Figure record extracts
---+---
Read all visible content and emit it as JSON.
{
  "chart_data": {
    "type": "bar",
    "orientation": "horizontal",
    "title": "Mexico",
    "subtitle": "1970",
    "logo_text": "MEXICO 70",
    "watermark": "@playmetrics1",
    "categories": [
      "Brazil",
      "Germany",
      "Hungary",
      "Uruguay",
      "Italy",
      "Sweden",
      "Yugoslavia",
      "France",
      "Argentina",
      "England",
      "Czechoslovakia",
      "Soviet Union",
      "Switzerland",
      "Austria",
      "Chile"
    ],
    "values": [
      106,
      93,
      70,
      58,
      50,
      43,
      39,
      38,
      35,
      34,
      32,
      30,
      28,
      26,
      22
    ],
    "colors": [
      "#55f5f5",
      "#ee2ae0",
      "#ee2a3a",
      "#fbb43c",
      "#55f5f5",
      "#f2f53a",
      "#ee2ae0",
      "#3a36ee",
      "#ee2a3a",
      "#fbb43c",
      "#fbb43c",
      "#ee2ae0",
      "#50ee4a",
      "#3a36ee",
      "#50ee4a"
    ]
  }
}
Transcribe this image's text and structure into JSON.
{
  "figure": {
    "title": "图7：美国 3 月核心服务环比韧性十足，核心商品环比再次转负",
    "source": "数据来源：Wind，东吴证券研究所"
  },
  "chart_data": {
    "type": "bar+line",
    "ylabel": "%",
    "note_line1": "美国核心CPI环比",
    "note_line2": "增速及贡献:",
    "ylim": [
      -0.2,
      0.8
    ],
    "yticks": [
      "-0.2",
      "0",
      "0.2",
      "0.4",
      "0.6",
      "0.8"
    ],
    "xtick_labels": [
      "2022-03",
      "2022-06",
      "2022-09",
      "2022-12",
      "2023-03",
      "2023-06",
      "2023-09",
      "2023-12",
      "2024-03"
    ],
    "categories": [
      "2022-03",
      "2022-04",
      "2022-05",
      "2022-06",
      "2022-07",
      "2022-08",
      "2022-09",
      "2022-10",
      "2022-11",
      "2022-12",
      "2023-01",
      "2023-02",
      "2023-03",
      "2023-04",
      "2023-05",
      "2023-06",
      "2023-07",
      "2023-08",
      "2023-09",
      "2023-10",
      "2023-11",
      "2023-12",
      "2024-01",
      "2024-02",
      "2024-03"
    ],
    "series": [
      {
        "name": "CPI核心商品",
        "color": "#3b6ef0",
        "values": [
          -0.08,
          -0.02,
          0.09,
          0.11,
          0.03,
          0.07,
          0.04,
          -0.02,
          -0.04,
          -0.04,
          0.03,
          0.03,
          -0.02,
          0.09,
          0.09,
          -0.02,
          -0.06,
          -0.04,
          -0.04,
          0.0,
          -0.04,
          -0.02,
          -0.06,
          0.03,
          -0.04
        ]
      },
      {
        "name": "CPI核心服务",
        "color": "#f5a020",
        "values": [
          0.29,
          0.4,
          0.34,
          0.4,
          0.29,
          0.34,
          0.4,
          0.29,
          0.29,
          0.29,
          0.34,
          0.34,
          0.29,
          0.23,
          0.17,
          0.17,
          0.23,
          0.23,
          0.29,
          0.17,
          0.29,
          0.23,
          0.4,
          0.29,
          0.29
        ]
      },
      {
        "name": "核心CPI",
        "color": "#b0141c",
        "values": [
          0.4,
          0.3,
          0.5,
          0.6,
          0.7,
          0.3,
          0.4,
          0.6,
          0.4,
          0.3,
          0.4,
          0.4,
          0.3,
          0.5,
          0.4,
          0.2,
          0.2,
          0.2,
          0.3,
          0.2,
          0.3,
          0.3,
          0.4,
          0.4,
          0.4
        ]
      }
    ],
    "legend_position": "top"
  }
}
---+---
TASK DESCRIPTION
In full and verbatim, repeat the records given above.

RIGHT ANSWER
Read all visible content and emit it as JSON.
{
  "chart_data": {
    "type": "bar",
    "orientation": "horizontal",
    "title": "Mexico",
    "subtitle": "1970",
    "logo_text": "MEXICO 70",
    "watermark": "@playmetrics1",
    "categories": [
      "Brazil",
      "Germany",
      "Hungary",
      "Uruguay",
      "Italy",
      "Sweden",
      "Yugoslavia",
      "France",
      "Argentina",
      "England",
      "Czechoslovakia",
      "Soviet Union",
      "Switzerland",
      "Austria",
      "Chile"
    ],
    "values": [
      106,
      93,
      70,
      58,
      50,
      43,
      39,
      38,
      35,
      34,
      32,
      30,
      28,
      26,
      22
    ],
    "colors": [
      "#55f5f5",
      "#ee2ae0",
      "#ee2a3a",
      "#fbb43c",
      "#55f5f5",
      "#f2f53a",
      "#ee2ae0",
      "#3a36ee",
      "#ee2a3a",
      "#fbb43c",
      "#fbb43c",
      "#ee2ae0",
      "#50ee4a",
      "#3a36ee",
      "#50ee4a"
    ]
  }
}
Transcribe this image's text and structure into JSON.
{
  "figure": {
    "title": "图7：美国 3 月核心服务环比韧性十足，核心商品环比再次转负",
    "source": "数据来源：Wind，东吴证券研究所"
  },
  "chart_data": {
    "type": "bar+line",
    "ylabel": "%",
    "note_line1": "美国核心CPI环比",
    "note_line2": "增速及贡献:",
    "ylim": [
      -0.2,
      0.8
    ],
    "yticks": [
      "-0.2",
      "0",
      "0.2",
      "0.4",
      "0.6",
      "0.8"
    ],
    "xtick_labels": [
      "2022-03",
      "2022-06",
      "2022-09",
      "2022-12",
      "2023-03",
      "2023-06",
      "2023-09",
      "2023-12",
      "2024-03"
    ],
    "categories": [
      "2022-03",
      "2022-04",
      "2022-05",
      "2022-06",
      "2022-07",
      "2022-08",
      "2022-09",
      "2022-10",
      "2022-11",
      "2022-12",
      "2023-01",
      "2023-02",
      "2023-03",
      "2023-04",
      "2023-05",
      "2023-06",
      "2023-07",
      "2023-08",
      "2023-09",
      "2023-10",
      "2023-11",
      "2023-12",
      "2024-01",
      "2024-02",
      "2024-03"
    ],
    "series": [
      {
        "name": "CPI核心商品",
        "color": "#3b6ef0",
        "values": [
          -0.08,
          -0.02,
          0.09,
          0.11,
          0.03,
          0.07,
          0.04,
          -0.02,
          -0.04,
          -0.04,
          0.03,
          0.03,
          -0.02,
          0.09,
          0.09,
          -0.02,
          -0.06,
          -0.04,
          -0.04,
          0.0,
          -0.04,
          -0.02,
          -0.06,
          0.03,
          -0.04
        ]
      },
      {
        "name": "CPI核心服务",
        "color": "#f5a020",
        "values": [
          0.29,
          0.4,
          0.34,
          0.4,
          0.29,
          0.34,
          0.4,
          0.29,
          0.29,
          0.29,
          0.34,
          0.34,
          0.29,
          0.23,
          0.17,
          0.17,
          0.23,
          0.23,
          0.29,
          0.17,
          0.29,
          0.23,
          0.4,
          0.29,
          0.29
        ]
      },
      {
        "name": "核心CPI",
        "color": "#b0141c",
        "values": [
          0.4,
          0.3,
          0.5,
          0.6,
          0.7,
          0.3,
          0.4,
          0.6,
          0.4,
          0.3,
          0.4,
          0.4,
          0.3,
          0.5,
          0.4,
          0.2,
          0.2,
          0.2,
          0.3,
          0.2,
          0.3,
          0.3,
          0.4,
          0.4,
          0.4
        ]
      }
    ],
    "legend_position": "top"
  }
}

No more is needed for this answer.